** SUPPLIED RECORDS **
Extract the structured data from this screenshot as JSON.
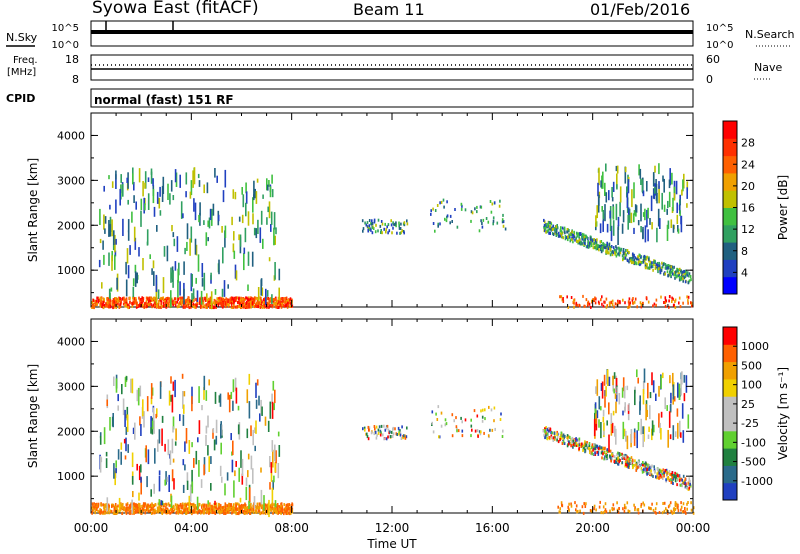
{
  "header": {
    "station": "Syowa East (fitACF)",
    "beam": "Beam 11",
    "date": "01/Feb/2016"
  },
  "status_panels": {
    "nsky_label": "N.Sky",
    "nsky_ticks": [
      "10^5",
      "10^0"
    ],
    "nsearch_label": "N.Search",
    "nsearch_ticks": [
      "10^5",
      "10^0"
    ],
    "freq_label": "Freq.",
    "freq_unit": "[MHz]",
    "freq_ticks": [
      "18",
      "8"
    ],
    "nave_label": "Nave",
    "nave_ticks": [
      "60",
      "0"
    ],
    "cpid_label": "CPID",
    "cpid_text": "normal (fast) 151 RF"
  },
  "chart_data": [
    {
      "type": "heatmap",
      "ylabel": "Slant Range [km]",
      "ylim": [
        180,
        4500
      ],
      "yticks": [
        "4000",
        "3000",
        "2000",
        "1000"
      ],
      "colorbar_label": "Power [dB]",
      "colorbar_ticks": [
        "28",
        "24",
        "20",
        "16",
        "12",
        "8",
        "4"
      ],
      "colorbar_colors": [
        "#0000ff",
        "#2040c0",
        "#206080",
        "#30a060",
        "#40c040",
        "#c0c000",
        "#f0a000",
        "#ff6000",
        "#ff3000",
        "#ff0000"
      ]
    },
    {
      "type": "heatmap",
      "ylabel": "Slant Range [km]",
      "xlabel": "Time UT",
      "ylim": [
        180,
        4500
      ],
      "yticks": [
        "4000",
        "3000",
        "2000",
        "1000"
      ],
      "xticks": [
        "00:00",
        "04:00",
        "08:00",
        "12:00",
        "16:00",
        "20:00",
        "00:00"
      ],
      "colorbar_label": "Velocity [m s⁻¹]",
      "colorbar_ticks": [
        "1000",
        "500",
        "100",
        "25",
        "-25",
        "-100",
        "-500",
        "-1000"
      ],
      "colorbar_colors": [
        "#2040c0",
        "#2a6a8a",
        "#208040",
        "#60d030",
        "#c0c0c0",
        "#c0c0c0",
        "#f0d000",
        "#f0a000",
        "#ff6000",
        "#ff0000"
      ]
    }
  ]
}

** EXERCISE **
Without the pictures, repeat the listing above exactly.

** EXERCISE ANSWER **
Extract the structured data from this screenshot as JSON.
{
  "header": {
    "station": "Syowa East (fitACF)",
    "beam": "Beam 11",
    "date": "01/Feb/2016"
  },
  "status_panels": {
    "nsky_label": "N.Sky",
    "nsky_ticks": [
      "10^5",
      "10^0"
    ],
    "nsearch_label": "N.Search",
    "nsearch_ticks": [
      "10^5",
      "10^0"
    ],
    "freq_label": "Freq.",
    "freq_unit": "[MHz]",
    "freq_ticks": [
      "18",
      "8"
    ],
    "nave_label": "Nave",
    "nave_ticks": [
      "60",
      "0"
    ],
    "cpid_label": "CPID",
    "cpid_text": "normal (fast) 151 RF"
  },
  "chart_data": [
    {
      "type": "heatmap",
      "ylabel": "Slant Range [km]",
      "ylim": [
        180,
        4500
      ],
      "yticks": [
        "4000",
        "3000",
        "2000",
        "1000"
      ],
      "colorbar_label": "Power [dB]",
      "colorbar_ticks": [
        "28",
        "24",
        "20",
        "16",
        "12",
        "8",
        "4"
      ],
      "colorbar_colors": [
        "#0000ff",
        "#2040c0",
        "#206080",
        "#30a060",
        "#40c040",
        "#c0c000",
        "#f0a000",
        "#ff6000",
        "#ff3000",
        "#ff0000"
      ]
    },
    {
      "type": "heatmap",
      "ylabel": "Slant Range [km]",
      "xlabel": "Time UT",
      "ylim": [
        180,
        4500
      ],
      "yticks": [
        "4000",
        "3000",
        "2000",
        "1000"
      ],
      "xticks": [
        "00:00",
        "04:00",
        "08:00",
        "12:00",
        "16:00",
        "20:00",
        "00:00"
      ],
      "colorbar_label": "Velocity [m s⁻¹]",
      "colorbar_ticks": [
        "1000",
        "500",
        "100",
        "25",
        "-25",
        "-100",
        "-500",
        "-1000"
      ],
      "colorbar_colors": [
        "#2040c0",
        "#2a6a8a",
        "#208040",
        "#60d030",
        "#c0c0c0",
        "#c0c0c0",
        "#f0d000",
        "#f0a000",
        "#ff6000",
        "#ff0000"
      ]
    }
  ]
}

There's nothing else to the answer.